(Your instructions):
Scan the records below. List lines holding "sections".

BEGIN Supplied entries

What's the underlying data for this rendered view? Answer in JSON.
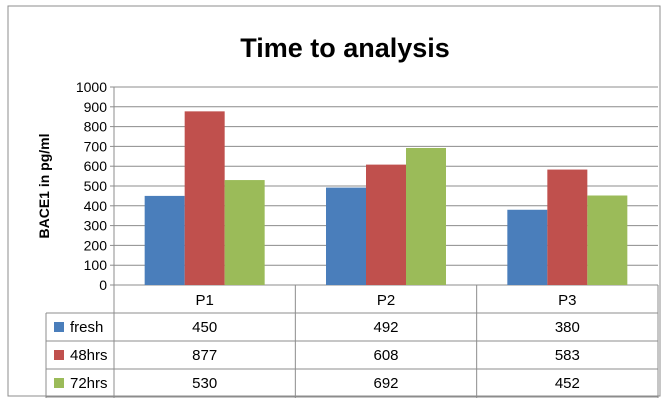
{
  "chart_data": {
    "type": "bar",
    "title": "Time to analysis",
    "ylabel": "BACE1 in pg/ml",
    "xlabel": "",
    "categories": [
      "P1",
      "P2",
      "P3"
    ],
    "ylim": [
      0,
      1000
    ],
    "yticks": [
      0,
      100,
      200,
      300,
      400,
      500,
      600,
      700,
      800,
      900,
      1000
    ],
    "grid": true,
    "legend": "data-table",
    "series": [
      {
        "name": "fresh",
        "color": "#4a7ebb",
        "values": [
          450,
          492,
          380
        ]
      },
      {
        "name": "48hrs",
        "color": "#c0504d",
        "values": [
          877,
          608,
          583
        ]
      },
      {
        "name": "72hrs",
        "color": "#9bbb59",
        "values": [
          530,
          692,
          452
        ]
      }
    ]
  }
}
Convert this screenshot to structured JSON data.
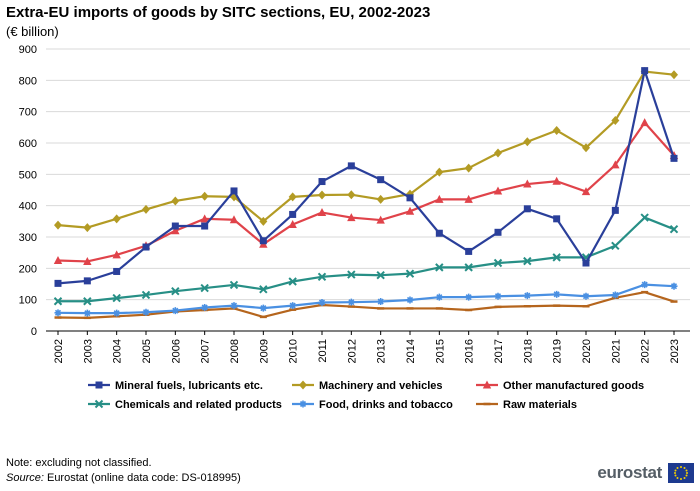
{
  "title": "Extra-EU imports of goods by SITC sections, EU, 2002-2023",
  "unit": "(€ billion)",
  "note": "Note: excluding  not classified.",
  "source_label": "Source:",
  "source_text": " Eurostat (online data code: DS-018995)",
  "logo": "eurostat",
  "chart_data": {
    "type": "line",
    "title": "Extra-EU imports of goods by SITC sections, EU, 2002-2023",
    "ylabel": "(€ billion)",
    "ylim": [
      0,
      900
    ],
    "yticks": [
      0,
      100,
      200,
      300,
      400,
      500,
      600,
      700,
      800,
      900
    ],
    "grid": true,
    "legend_position": "bottom",
    "categories": [
      "2002",
      "2003",
      "2004",
      "2005",
      "2006",
      "2007",
      "2008",
      "2009",
      "2010",
      "2011",
      "2012",
      "2013",
      "2014",
      "2015",
      "2016",
      "2017",
      "2018",
      "2019",
      "2020",
      "2021",
      "2022",
      "2023"
    ],
    "series": [
      {
        "name": "Mineral fuels, lubricants etc.",
        "color": "#2a3f9a",
        "marker": "square",
        "values": [
          152,
          160,
          190,
          268,
          335,
          335,
          447,
          288,
          372,
          477,
          527,
          483,
          425,
          312,
          254,
          315,
          390,
          358,
          217,
          385,
          831,
          551
        ]
      },
      {
        "name": "Machinery and vehicles",
        "color": "#b39b24",
        "marker": "diamond",
        "values": [
          338,
          330,
          358,
          388,
          415,
          430,
          428,
          350,
          428,
          434,
          435,
          420,
          437,
          507,
          520,
          568,
          604,
          640,
          585,
          672,
          828,
          818
        ]
      },
      {
        "name": "Other manufactured goods",
        "color": "#e0434a",
        "marker": "triangle",
        "values": [
          225,
          222,
          243,
          272,
          320,
          358,
          355,
          277,
          340,
          378,
          362,
          354,
          382,
          420,
          420,
          447,
          469,
          478,
          445,
          530,
          665,
          560
        ]
      },
      {
        "name": "Chemicals and related products",
        "color": "#278f86",
        "marker": "x",
        "values": [
          95,
          95,
          105,
          115,
          127,
          137,
          147,
          133,
          158,
          173,
          180,
          178,
          183,
          203,
          203,
          217,
          223,
          235,
          235,
          272,
          362,
          325
        ]
      },
      {
        "name": "Food, drinks and tobacco",
        "color": "#4a90e2",
        "marker": "star",
        "values": [
          58,
          57,
          57,
          60,
          65,
          75,
          81,
          73,
          81,
          91,
          92,
          94,
          99,
          108,
          108,
          111,
          113,
          117,
          111,
          115,
          148,
          143
        ]
      },
      {
        "name": "Raw materials",
        "color": "#b5651d",
        "marker": "dash",
        "values": [
          43,
          42,
          47,
          52,
          62,
          67,
          72,
          45,
          68,
          83,
          78,
          72,
          72,
          72,
          67,
          77,
          79,
          81,
          79,
          106,
          124,
          94
        ]
      }
    ]
  }
}
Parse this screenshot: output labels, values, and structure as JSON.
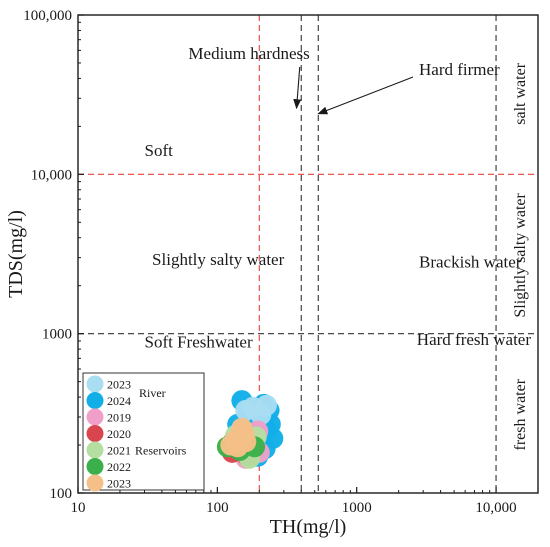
{
  "chart_data": {
    "type": "scatter",
    "xlabel": "TH(mg/l)",
    "ylabel": "TDS(mg/l)",
    "x_scale": "log",
    "y_scale": "log",
    "xlim": [
      10,
      20000
    ],
    "ylim": [
      100,
      100000
    ],
    "x_ticks": [
      {
        "value": 10,
        "label": "10"
      },
      {
        "value": 100,
        "label": "100"
      },
      {
        "value": 1000,
        "label": "1000"
      },
      {
        "value": 10000,
        "label": "10,000"
      }
    ],
    "y_ticks": [
      {
        "value": 100,
        "label": "100"
      },
      {
        "value": 1000,
        "label": "1000"
      },
      {
        "value": 10000,
        "label": "10,000"
      },
      {
        "value": 100000,
        "label": "100,000"
      }
    ],
    "reference_lines": [
      {
        "axis": "x",
        "value": 200,
        "color": "#e8403a"
      },
      {
        "axis": "x",
        "value": 400,
        "color": "#333333"
      },
      {
        "axis": "x",
        "value": 530,
        "color": "#333333"
      },
      {
        "axis": "x",
        "value": 10000,
        "color": "#333333"
      },
      {
        "axis": "y",
        "value": 10000,
        "color": "#e8403a"
      },
      {
        "axis": "y",
        "value": 1000,
        "color": "#333333"
      }
    ],
    "region_labels": [
      {
        "text": "Soft",
        "x": 30,
        "y": 13000
      },
      {
        "text": "Slightly salty water",
        "x": 34,
        "y": 2700
      },
      {
        "text": "Soft Freshwater",
        "x": 30,
        "y": 820
      },
      {
        "text": "Brackish water",
        "x": 2800,
        "y": 2600
      },
      {
        "text": "Hard fresh water",
        "x": 2700,
        "y": 850
      }
    ],
    "rotated_labels": [
      {
        "text": "salt water",
        "x": 15000,
        "y": 32000
      },
      {
        "text": "Slightly salty water",
        "x": 15000,
        "y": 3100
      },
      {
        "text": "fresh water",
        "x": 15000,
        "y": 310
      }
    ],
    "annotations": [
      {
        "text": "Medium hardness",
        "tx": 62,
        "ty": 53000,
        "ax": 370,
        "ay": 26000
      },
      {
        "text": "Hard firmer",
        "tx": 2800,
        "ty": 42000,
        "ax": 530,
        "ay": 24000
      }
    ],
    "legend": {
      "position": "bottom-left inside",
      "groups": [
        {
          "name": "River",
          "entries": [
            {
              "label": "2023",
              "color": "#a8ddf2"
            },
            {
              "label": "2024",
              "color": "#12aee8"
            }
          ]
        },
        {
          "name": "Reservoirs",
          "entries": [
            {
              "label": "2019",
              "color": "#f0a0c8"
            },
            {
              "label": "2020",
              "color": "#d9454f"
            },
            {
              "label": "2021",
              "color": "#b5dfa0"
            },
            {
              "label": "2022",
              "color": "#3bb04a"
            },
            {
              "label": "2023",
              "color": "#f5c088"
            }
          ]
        }
      ]
    },
    "series": [
      {
        "color": "#12aee8",
        "points": [
          [
            150,
            380
          ],
          [
            175,
            330
          ],
          [
            215,
            360
          ],
          [
            235,
            330
          ],
          [
            165,
            300
          ],
          [
            205,
            290
          ],
          [
            140,
            270
          ],
          [
            185,
            250
          ],
          [
            225,
            250
          ],
          [
            160,
            230
          ],
          [
            200,
            215
          ],
          [
            250,
            220
          ],
          [
            130,
            210
          ],
          [
            175,
            195
          ],
          [
            220,
            190
          ],
          [
            155,
            180
          ],
          [
            195,
            170
          ],
          [
            240,
            270
          ],
          [
            145,
            240
          ],
          [
            210,
            245
          ]
        ]
      },
      {
        "color": "#a8ddf2",
        "points": [
          [
            225,
            355
          ],
          [
            180,
            345
          ],
          [
            205,
            310
          ],
          [
            160,
            330
          ]
        ]
      },
      {
        "color": "#f0a0c8",
        "points": [
          [
            150,
            240
          ],
          [
            195,
            245
          ],
          [
            160,
            165
          ],
          [
            135,
            190
          ],
          [
            200,
            180
          ]
        ]
      },
      {
        "color": "#d9454f",
        "points": [
          [
            128,
            180
          ],
          [
            165,
            170
          ]
        ]
      },
      {
        "color": "#b5dfa0",
        "points": [
          [
            150,
            215
          ],
          [
            175,
            200
          ],
          [
            190,
            225
          ],
          [
            135,
            230
          ],
          [
            170,
            165
          ]
        ]
      },
      {
        "color": "#3bb04a",
        "points": [
          [
            118,
            195
          ],
          [
            145,
            185
          ],
          [
            185,
            195
          ]
        ]
      },
      {
        "color": "#f5c088",
        "points": [
          [
            150,
            255
          ],
          [
            135,
            215
          ],
          [
            160,
            210
          ],
          [
            125,
            200
          ],
          [
            155,
            235
          ],
          [
            140,
            195
          ]
        ]
      }
    ]
  }
}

END Supplied entries

(Output for this task):
  "title": "Extra-EU imports of goods by SITC sections, EU, 2002-2023",
    "title": "Extra-EU imports of goods by SITC sections, EU, 2002-2023",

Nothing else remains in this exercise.